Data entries
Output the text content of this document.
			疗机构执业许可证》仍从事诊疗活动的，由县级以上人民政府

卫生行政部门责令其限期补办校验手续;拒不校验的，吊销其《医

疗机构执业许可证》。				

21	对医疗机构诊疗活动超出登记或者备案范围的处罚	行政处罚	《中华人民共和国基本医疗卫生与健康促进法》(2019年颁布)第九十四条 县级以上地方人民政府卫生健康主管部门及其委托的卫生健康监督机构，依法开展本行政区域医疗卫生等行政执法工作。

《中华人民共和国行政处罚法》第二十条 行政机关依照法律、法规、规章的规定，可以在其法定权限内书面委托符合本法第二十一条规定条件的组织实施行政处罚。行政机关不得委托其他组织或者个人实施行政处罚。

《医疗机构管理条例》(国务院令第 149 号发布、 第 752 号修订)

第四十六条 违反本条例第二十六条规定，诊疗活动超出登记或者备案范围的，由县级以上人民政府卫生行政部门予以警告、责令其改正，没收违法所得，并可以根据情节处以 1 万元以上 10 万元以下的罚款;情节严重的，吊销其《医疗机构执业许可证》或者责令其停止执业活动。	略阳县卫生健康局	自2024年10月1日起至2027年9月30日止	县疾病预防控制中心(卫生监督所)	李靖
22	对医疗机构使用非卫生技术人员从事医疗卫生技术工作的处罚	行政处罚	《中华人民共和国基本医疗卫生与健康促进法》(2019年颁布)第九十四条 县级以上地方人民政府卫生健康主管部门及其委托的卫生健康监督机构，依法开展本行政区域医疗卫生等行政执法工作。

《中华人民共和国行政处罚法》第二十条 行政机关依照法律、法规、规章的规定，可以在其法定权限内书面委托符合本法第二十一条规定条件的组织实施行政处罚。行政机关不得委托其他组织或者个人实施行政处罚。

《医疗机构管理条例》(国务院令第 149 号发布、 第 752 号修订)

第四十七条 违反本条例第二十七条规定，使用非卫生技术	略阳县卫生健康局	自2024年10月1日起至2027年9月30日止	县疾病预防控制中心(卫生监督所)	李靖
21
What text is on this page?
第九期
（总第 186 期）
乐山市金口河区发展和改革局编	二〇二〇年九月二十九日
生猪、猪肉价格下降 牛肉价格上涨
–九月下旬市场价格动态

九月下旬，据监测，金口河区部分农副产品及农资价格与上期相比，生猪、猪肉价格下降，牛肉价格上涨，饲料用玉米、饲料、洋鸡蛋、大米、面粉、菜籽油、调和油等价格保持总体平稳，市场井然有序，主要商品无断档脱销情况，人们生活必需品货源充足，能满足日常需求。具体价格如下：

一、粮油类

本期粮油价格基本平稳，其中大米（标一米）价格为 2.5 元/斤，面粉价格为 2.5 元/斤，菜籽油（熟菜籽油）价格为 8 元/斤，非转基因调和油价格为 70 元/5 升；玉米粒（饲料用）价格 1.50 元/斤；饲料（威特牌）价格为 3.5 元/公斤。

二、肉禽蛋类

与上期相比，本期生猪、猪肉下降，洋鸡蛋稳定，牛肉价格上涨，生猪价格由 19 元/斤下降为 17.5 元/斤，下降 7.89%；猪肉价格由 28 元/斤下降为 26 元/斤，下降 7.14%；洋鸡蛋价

▸ **AIM**
Word for word, extract all the records.

▸ **ANSWER IN FULL**
Output the text content of this document.
			疗机构执业许可证》仍从事诊疗活动的，由县级以上人民政府

卫生行政部门责令其限期补办校验手续;拒不校验的，吊销其《医

疗机构执业许可证》。				

21	对医疗机构诊疗活动超出登记或者备案范围的处罚	行政处罚	《中华人民共和国基本医疗卫生与健康促进法》(2019年颁布)第九十四条 县级以上地方人民政府卫生健康主管部门及其委托的卫生健康监督机构，依法开展本行政区域医疗卫生等行政执法工作。

《中华人民共和国行政处罚法》第二十条 行政机关依照法律、法规、规章的规定，可以在其法定权限内书面委托符合本法第二十一条规定条件的组织实施行政处罚。行政机关不得委托其他组织或者个人实施行政处罚。

《医疗机构管理条例》(国务院令第 149 号发布、 第 752 号修订)

第四十六条 违反本条例第二十六条规定，诊疗活动超出登记或者备案范围的，由县级以上人民政府卫生行政部门予以警告、责令其改正，没收违法所得，并可以根据情节处以 1 万元以上 10 万元以下的罚款;情节严重的，吊销其《医疗机构执业许可证》或者责令其停止执业活动。	略阳县卫生健康局	自2024年10月1日起至2027年9月30日止	县疾病预防控制中心(卫生监督所)	李靖
22	对医疗机构使用非卫生技术人员从事医疗卫生技术工作的处罚	行政处罚	《中华人民共和国基本医疗卫生与健康促进法》(2019年颁布)第九十四条 县级以上地方人民政府卫生健康主管部门及其委托的卫生健康监督机构，依法开展本行政区域医疗卫生等行政执法工作。

《中华人民共和国行政处罚法》第二十条 行政机关依照法律、法规、规章的规定，可以在其法定权限内书面委托符合本法第二十一条规定条件的组织实施行政处罚。行政机关不得委托其他组织或者个人实施行政处罚。

《医疗机构管理条例》(国务院令第 149 号发布、 第 752 号修订)

第四十七条 违反本条例第二十七条规定，使用非卫生技术	略阳县卫生健康局	自2024年10月1日起至2027年9月30日止	县疾病预防控制中心(卫生监督所)	李靖
21
What text is on this page?
第九期
（总第 186 期）
乐山市金口河区发展和改革局编	二〇二〇年九月二十九日
生猪、猪肉价格下降 牛肉价格上涨
–九月下旬市场价格动态

九月下旬，据监测，金口河区部分农副产品及农资价格与上期相比，生猪、猪肉价格下降，牛肉价格上涨，饲料用玉米、饲料、洋鸡蛋、大米、面粉、菜籽油、调和油等价格保持总体平稳，市场井然有序，主要商品无断档脱销情况，人们生活必需品货源充足，能满足日常需求。具体价格如下：

一、粮油类

本期粮油价格基本平稳，其中大米（标一米）价格为 2.5 元/斤，面粉价格为 2.5 元/斤，菜籽油（熟菜籽油）价格为 8 元/斤，非转基因调和油价格为 70 元/5 升；玉米粒（饲料用）价格 1.50 元/斤；饲料（威特牌）价格为 3.5 元/公斤。

二、肉禽蛋类

与上期相比，本期生猪、猪肉下降，洋鸡蛋稳定，牛肉价格上涨，生猪价格由 19 元/斤下降为 17.5 元/斤，下降 7.89%；猪肉价格由 28 元/斤下降为 26 元/斤，下降 7.14%；洋鸡蛋价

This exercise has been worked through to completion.